>> Start INFORMATION GIVEN

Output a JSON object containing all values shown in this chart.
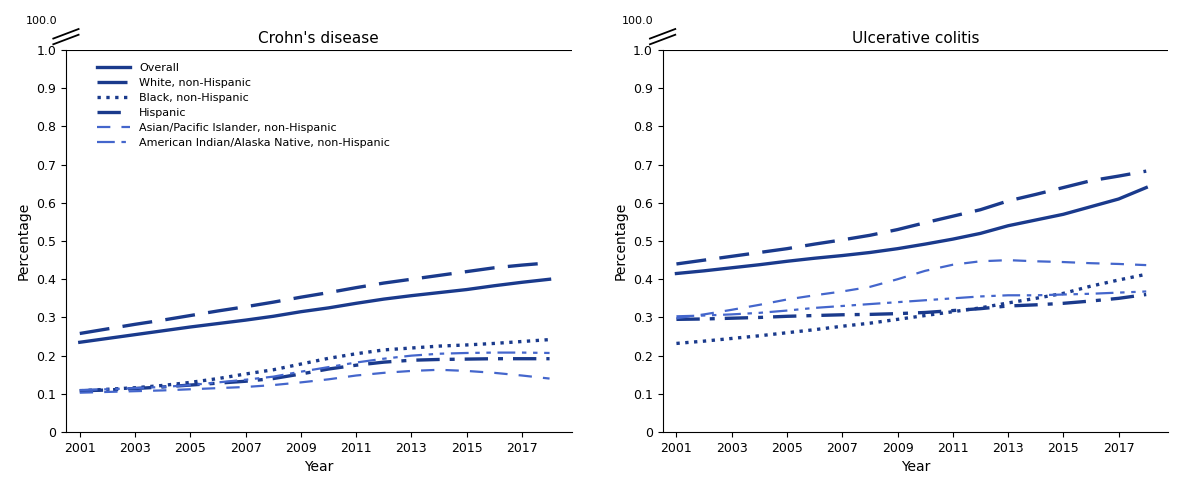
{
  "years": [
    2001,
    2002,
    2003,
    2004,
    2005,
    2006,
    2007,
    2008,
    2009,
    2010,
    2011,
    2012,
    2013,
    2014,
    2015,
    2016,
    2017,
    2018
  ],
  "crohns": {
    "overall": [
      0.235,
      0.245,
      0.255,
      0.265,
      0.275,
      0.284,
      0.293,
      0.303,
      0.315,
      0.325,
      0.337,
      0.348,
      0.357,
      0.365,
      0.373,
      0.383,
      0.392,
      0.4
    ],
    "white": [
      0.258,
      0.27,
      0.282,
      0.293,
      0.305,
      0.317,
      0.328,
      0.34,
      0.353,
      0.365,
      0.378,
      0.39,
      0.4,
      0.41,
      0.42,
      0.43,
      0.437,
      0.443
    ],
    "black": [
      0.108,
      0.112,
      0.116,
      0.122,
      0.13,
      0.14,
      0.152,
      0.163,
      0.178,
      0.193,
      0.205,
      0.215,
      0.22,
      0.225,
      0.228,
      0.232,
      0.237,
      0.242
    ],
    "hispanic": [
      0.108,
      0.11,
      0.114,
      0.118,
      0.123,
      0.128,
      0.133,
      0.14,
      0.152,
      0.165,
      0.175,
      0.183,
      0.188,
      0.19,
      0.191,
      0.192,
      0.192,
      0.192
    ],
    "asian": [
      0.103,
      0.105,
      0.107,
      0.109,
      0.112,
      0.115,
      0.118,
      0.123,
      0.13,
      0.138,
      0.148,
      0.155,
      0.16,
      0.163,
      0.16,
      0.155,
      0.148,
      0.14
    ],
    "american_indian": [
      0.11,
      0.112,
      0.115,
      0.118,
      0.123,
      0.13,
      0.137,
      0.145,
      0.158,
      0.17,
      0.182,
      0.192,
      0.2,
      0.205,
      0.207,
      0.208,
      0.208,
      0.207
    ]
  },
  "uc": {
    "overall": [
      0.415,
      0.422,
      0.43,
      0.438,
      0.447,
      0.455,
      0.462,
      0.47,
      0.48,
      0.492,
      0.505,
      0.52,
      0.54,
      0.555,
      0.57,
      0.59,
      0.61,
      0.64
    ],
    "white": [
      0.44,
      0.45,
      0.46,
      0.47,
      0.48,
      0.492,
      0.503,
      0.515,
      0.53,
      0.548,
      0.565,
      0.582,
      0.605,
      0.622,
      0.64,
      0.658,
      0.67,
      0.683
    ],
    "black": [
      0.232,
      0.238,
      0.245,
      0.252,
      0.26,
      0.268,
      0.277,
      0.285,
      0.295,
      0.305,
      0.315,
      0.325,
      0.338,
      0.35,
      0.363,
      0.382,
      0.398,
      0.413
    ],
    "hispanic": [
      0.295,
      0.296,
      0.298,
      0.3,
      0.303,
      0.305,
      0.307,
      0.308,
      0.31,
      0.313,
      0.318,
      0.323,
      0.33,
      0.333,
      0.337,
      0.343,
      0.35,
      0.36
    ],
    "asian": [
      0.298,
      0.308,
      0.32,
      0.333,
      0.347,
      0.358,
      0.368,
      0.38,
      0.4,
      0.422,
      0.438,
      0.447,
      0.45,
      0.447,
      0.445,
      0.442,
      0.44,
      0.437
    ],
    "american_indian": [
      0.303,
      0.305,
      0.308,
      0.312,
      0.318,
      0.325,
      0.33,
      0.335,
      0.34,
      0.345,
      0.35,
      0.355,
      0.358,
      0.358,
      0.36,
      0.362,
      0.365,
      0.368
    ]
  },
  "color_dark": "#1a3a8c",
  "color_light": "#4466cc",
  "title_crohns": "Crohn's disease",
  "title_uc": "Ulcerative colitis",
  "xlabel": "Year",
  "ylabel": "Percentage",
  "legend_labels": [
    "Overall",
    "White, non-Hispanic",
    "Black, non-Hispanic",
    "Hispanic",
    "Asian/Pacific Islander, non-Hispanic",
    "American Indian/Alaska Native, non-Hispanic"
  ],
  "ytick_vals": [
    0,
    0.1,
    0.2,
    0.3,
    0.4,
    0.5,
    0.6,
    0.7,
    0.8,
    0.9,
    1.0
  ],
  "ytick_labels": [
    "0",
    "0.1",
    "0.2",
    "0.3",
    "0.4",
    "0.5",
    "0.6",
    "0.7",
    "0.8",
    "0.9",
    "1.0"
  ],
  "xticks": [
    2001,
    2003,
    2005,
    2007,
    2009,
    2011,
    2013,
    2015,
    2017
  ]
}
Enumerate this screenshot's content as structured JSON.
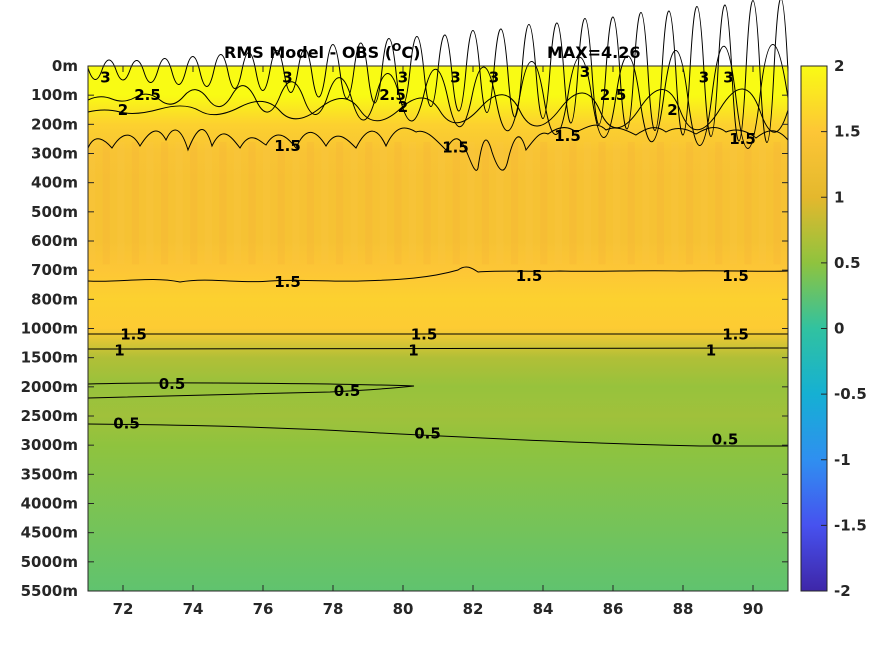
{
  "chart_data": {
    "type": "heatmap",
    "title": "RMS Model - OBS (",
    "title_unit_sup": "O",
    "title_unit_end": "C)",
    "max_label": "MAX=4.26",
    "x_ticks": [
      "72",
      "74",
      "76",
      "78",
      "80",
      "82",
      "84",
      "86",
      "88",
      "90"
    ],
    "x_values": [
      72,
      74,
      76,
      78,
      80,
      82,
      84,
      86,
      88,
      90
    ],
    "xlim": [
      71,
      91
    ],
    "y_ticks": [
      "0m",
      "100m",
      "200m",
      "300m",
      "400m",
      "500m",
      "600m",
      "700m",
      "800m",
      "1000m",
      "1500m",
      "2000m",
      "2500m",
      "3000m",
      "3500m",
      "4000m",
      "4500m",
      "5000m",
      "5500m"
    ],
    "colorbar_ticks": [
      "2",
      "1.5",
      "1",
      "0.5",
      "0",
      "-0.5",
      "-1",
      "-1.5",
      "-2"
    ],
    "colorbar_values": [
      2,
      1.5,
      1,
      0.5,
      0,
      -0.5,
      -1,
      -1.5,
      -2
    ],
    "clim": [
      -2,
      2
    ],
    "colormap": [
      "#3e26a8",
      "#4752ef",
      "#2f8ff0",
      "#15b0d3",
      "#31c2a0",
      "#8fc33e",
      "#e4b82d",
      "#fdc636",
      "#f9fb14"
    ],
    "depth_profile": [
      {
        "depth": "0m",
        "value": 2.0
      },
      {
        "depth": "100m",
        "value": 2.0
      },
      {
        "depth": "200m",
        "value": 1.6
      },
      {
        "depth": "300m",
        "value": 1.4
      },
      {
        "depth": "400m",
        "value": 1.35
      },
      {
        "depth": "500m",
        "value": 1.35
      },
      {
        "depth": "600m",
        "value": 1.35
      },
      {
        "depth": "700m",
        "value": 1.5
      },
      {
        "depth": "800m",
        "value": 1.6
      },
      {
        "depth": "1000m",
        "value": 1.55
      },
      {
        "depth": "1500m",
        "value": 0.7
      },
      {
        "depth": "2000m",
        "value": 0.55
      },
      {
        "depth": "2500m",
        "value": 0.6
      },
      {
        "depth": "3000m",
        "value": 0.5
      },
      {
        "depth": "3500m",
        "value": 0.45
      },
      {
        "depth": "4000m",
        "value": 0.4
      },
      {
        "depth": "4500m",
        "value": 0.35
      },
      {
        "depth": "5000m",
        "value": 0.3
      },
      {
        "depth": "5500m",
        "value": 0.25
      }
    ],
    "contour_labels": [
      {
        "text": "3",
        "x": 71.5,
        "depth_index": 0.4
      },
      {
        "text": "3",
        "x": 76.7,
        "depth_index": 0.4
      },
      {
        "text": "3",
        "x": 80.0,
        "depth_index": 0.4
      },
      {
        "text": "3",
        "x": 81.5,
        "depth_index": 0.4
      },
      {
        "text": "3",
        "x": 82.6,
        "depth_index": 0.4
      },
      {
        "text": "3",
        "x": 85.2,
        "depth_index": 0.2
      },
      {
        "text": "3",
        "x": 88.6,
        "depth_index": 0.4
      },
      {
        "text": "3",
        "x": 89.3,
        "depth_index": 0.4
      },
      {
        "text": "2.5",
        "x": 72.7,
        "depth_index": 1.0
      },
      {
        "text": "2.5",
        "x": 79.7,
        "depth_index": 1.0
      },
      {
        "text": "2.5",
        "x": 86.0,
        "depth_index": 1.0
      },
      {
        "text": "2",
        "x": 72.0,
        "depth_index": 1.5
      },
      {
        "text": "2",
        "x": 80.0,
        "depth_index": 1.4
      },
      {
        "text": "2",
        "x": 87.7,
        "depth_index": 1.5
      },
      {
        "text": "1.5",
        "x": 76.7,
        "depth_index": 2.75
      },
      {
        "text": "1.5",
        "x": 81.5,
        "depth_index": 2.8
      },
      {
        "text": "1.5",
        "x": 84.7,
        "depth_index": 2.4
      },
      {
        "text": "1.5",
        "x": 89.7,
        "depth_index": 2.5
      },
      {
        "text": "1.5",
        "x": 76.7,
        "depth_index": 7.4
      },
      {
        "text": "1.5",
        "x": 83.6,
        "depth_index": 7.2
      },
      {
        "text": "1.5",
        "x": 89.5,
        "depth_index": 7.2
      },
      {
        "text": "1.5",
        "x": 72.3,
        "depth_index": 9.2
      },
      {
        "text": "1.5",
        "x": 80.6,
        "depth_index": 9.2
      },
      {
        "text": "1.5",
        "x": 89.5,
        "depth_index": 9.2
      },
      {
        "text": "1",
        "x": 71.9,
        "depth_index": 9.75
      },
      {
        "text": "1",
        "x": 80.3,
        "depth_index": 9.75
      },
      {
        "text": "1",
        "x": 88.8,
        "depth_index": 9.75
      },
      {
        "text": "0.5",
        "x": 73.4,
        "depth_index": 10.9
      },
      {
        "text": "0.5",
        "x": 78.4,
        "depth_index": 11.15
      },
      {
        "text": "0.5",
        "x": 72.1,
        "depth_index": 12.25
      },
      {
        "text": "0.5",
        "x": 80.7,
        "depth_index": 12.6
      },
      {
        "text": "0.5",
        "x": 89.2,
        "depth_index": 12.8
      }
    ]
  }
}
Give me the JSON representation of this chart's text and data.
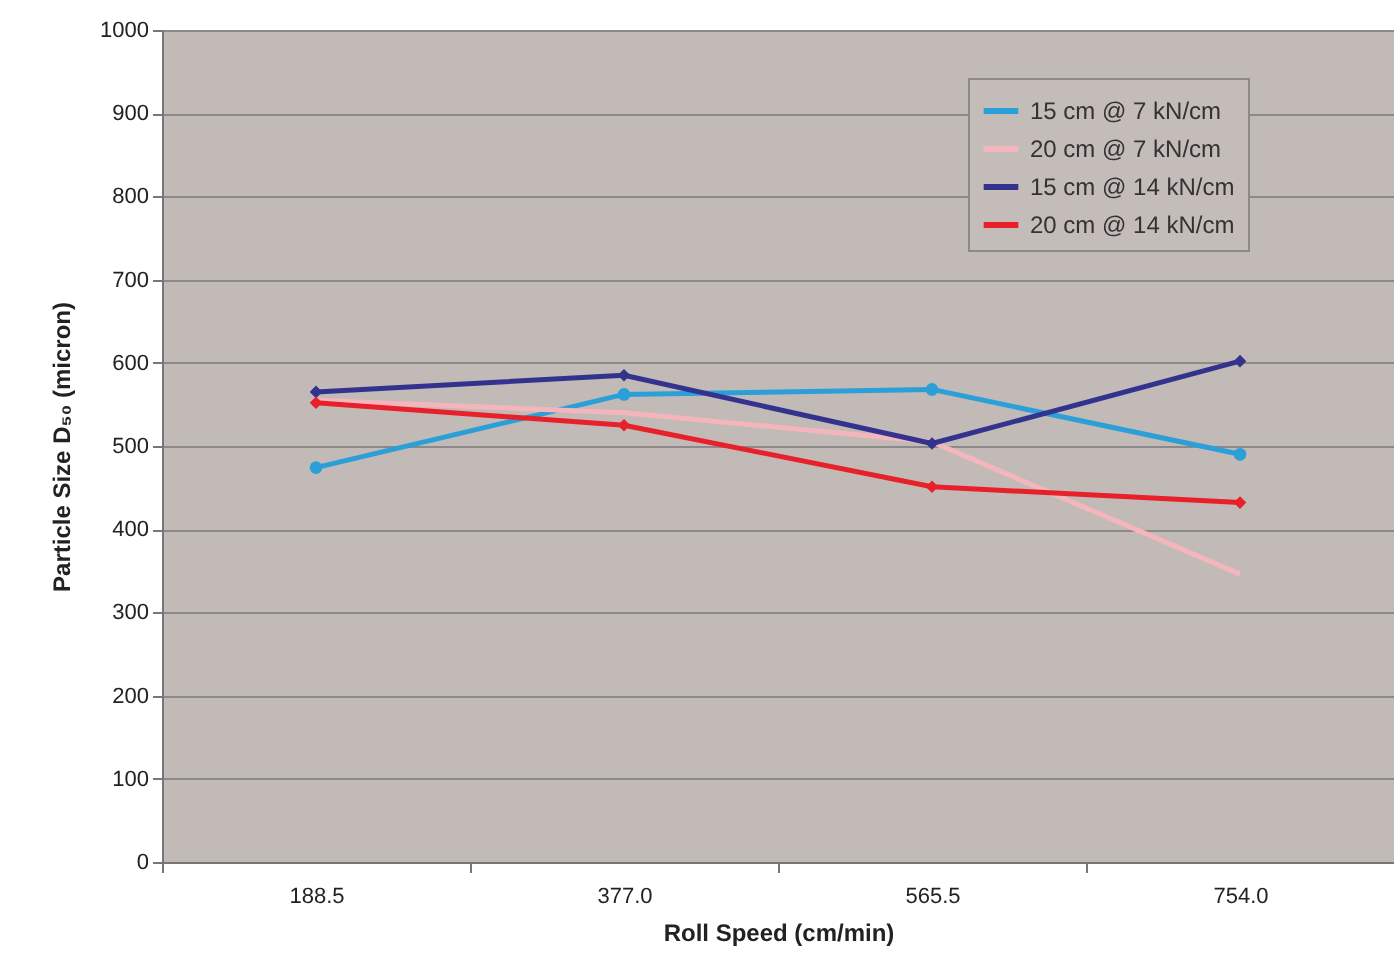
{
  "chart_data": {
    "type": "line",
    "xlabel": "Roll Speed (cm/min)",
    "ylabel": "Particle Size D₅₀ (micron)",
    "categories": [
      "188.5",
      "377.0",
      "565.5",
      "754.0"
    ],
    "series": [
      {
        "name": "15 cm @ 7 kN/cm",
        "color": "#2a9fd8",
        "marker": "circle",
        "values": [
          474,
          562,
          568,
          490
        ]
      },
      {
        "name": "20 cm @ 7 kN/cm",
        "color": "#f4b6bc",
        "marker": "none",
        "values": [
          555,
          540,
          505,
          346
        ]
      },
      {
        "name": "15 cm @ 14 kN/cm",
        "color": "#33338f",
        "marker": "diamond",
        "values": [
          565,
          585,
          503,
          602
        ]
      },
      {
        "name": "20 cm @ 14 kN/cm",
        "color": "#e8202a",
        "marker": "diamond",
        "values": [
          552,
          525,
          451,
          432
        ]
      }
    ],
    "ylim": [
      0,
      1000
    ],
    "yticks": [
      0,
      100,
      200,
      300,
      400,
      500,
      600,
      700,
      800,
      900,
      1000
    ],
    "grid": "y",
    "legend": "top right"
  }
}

>> End INFORMATION GIVEN

Write out every line of the listing that holds the word "marker".

COMPLETED TASK -
        "marker": "circle",
        "marker": "none",
        "marker": "diamond",
        "marker": "diamond",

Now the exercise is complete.